Jika dibandingkan dengan awal 2023, persentase pengeluaran untuk makanan telah meningkat menjadi 13,9 persen dari penghasilan. Lonjakan harga beras dan kebutuhan dapur lainnya sepanjang 2023, yang masih berlanjut hingga saat ini, terlihat menguras pengeluaran kelas menengah di Indonesia.
Sebagai ilustrasi, harga beras mencapai rekor kenaikan tertinggi pada November 2023 dengan lonjakan hingga 18 persen, dan terus memperbarui rekor pada bulan Februari ketika harga makanan pokok mencapai Rp18.000 per kilogram, mencatat angka tertinggi dalam sejarah penjualan beras di Indonesia.
"Terjadi peningkatan dua kali lipat dalam pengeluaran untuk kebutuhan pokok, yang mengakibatkan keterbatasan dalam belanja untuk kebutuhan sekunder. Hal ini akan mempengaruhi kemampuan untuk membeli barang-barang non-pokok," kata Andry Asmoro, Kepala Ekonom Bank Mandiri.
Berdasarkan Mandiri Spending Index yang menilai tingkat belanja dan tabungan per individu, terlihat bahwa pada kelompok menengah (konsumen dengan tabungan rata-rata Rp1 juta hingga Rp10 juta), indeks tabungan kelompok ini turun di bawah 100 pada bulan Mei. Tren penurunan ini telah terjadi sejak bulan November tahun sebelumnya, terjadi pada saat harga beras melonjak secara signifikan.
Pada saat yang sama, indeks belanja turun tajam setelah Lebaran berlalu. Hal berbeda terjadi di kelas bawah dan kelas atas. Pada kelas ekonomi bawah yakni konsumen dengan rata-rata tabungan di bawah Rp1 juta, terlihat bahwa indeks tabungan mencatat peningkatan dengan laju belanja yang juga meningkat.
Kelompok bawah itu sempat tertekan nilai tabungannya ketika terjadi lonjakan harga bahan pokok. Namun, berhasil naik lagi ditengarai karena pengucuran bantuan sosial oleh pemerintah yang masif.
Sedang kelompok ekonomi atas, mencatat kenaikan indeks tabungan sejak Januari lalu ketika indeks belanjanya melandai. Ada dugaan, kelompok atas yakni konsumen dengan nilai tabungan di atas Rp10 juta, masih terjaga daya belinya didukung pendapatan dari investasi yang mereka lakukan di instrumen portfolio seperti saham atau obligasi.

▶ [Daftar Tugas]:
1: Sajikan baris-baris catatan mulai dari awal catatan hingga baris yang memuat "x-axis: 2010年1月 2011年1月", keduanya ikut disertakan, sebagai daftar JSON berisi string. Buat satu string untuk setiap baris dan lewati baris kosong.
2: Tuliskan kelanjutan teks tentang pengeluaran kelas menengah di Indonesia, dimulai setelah kalimat terakhirnya.
Teks tersebut dan catatan yang menyertainya tidak saling berkaitan.

▶ [Baris Tersimpan]:
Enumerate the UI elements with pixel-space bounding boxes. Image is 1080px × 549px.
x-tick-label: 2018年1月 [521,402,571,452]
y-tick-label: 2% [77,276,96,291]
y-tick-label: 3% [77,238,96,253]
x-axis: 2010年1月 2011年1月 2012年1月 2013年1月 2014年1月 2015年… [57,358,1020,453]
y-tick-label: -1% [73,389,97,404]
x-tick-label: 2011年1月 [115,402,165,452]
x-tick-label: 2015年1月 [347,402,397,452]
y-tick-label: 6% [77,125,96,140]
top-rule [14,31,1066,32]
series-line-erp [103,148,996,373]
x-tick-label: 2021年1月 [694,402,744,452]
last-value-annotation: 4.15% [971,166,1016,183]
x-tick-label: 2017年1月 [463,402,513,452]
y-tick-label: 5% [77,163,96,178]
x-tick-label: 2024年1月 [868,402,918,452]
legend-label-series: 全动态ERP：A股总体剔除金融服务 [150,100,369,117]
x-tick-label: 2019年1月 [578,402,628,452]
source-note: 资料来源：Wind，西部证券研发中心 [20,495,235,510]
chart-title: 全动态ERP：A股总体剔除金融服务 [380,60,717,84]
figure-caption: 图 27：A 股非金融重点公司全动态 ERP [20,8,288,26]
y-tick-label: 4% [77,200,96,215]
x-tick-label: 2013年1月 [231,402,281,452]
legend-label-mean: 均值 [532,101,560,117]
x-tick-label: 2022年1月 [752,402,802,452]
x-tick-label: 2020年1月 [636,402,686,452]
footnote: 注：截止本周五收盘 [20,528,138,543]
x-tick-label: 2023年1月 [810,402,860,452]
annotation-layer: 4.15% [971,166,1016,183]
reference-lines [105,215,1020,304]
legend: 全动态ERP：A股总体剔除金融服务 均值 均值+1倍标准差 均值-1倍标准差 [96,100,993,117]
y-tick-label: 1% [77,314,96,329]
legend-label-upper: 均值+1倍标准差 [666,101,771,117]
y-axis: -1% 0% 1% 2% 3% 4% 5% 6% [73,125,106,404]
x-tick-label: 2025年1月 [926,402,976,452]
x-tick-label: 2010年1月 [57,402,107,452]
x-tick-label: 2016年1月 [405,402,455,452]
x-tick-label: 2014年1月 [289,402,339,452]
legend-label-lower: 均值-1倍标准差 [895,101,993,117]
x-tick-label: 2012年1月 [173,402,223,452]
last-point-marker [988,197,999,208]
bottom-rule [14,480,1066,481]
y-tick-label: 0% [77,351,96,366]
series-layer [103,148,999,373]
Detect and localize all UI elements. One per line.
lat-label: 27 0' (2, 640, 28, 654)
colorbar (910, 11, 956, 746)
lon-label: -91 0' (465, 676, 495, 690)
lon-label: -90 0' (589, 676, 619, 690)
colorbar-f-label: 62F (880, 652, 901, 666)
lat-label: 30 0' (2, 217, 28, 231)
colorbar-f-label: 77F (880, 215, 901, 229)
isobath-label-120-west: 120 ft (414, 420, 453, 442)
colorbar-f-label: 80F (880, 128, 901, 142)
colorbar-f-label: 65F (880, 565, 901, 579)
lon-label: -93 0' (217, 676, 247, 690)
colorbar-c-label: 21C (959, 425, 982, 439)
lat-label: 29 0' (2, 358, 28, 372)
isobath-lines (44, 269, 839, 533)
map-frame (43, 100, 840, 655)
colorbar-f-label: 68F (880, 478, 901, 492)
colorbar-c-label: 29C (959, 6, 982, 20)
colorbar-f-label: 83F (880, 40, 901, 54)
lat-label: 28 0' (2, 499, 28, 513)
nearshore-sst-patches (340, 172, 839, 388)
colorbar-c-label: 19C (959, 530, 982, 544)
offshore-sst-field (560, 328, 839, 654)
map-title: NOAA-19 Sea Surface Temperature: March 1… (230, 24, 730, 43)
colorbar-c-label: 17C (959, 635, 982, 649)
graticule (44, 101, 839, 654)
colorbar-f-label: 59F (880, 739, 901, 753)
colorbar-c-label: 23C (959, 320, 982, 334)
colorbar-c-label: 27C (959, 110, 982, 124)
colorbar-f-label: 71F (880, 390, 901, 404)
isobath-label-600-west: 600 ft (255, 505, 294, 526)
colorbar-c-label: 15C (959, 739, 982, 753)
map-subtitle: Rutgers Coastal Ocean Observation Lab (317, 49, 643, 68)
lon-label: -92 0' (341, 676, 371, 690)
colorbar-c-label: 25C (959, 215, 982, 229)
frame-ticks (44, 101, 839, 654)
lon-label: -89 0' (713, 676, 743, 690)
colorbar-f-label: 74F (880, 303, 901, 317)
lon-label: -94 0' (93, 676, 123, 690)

▶ [Kunci Jawaban]:
1:
[
  "Enumerate the UI elements with pixel-space bounding boxes. Image is 1080px × 549px.",
  "x-tick-label: 2018年1月 [521,402,571,452]",
  "y-tick-label: 2% [77,276,96,291]",
  "y-tick-label: 3% [77,238,96,253]",
  "x-axis: 2010年1月 2011年1月 2012年1月 2013年1月 2014年1月 2015年… [57,358,1020,453]"
]

2:
"Peningkatan konsumsi per individu di antara kelompok menengah, yang mencakup persentil 40-80 persen, dari tahun 2019 hingga 2023, tercatat di bawah angka rata-rata nasional," ujar Andry Asmoro.
Peningkatan konsumsi kebutuhan pokok di kalangan kelas menengah mencerminkan pola konsumsi yang lebih defensif, yang menandakan pelemahan daya beli masyarakat Indonesia, mengingat mayoritas populasi dan kontribusinya terhadap Produk Domestik Bruto (PDB).
Menurut penelitian yang pernah dirilis oleh Muhammad Afdi Nizar, seorang peneliti dari Pusat Kebijakan Ekonomi Makro, Badan Kebijakan Fiskal Kementerian Keuangan RI, selama periode 2010-2025, diperkirakan bahwa konsumsi dari kelompok kelas menengah akan memberikan kontribusi sekitar 2,37 persen per tahun terhadap pertumbuhan konsumsi nasional.
Dalam hal pertumbuhan ekonomi, dengan asumsi pertumbuhan ekonomi sebesar 7,22 persen per tahun, kontribusi dari kelas menengah diestimasi mencapai sekitar 1,39 persen rata-rata per tahun. Pada 2025, jumlah kelas menengah di Indonesia diperkirakan akan mencapai 142,7 juta orang.
Pendapatan Pajak Negara
Penurunan konsumsi di kalangan kelas menengah akan berdampak pada pendapatan negara dari sektor pajak, terutama karena kontribusi yang cukup besar dari kelas menengah terhadap pendapatan pajak. Terhadap Pajak Pertambahan Nilai (PPN), sebagai contoh, berdasarkan penelitian yang dipublikasikan oleh Eko Wicaksono dan rekan dalam studi yang berjudul "Pola Konsumsi dan Beban PPN Kelas Menengah Indonesia", kontribusi dari kelas menengah diperkirakan mencapai 43 persen dari total PPN.
Tren ini sudah terlihat sejak awal tahun ini. Setoran PPN dan pajak barang mewah (PPnBM) terpantau mengalami penurunan, bersamaan dengan penurunan yang terjadi pada pajak penghasilan badan usaha (PPH Badan).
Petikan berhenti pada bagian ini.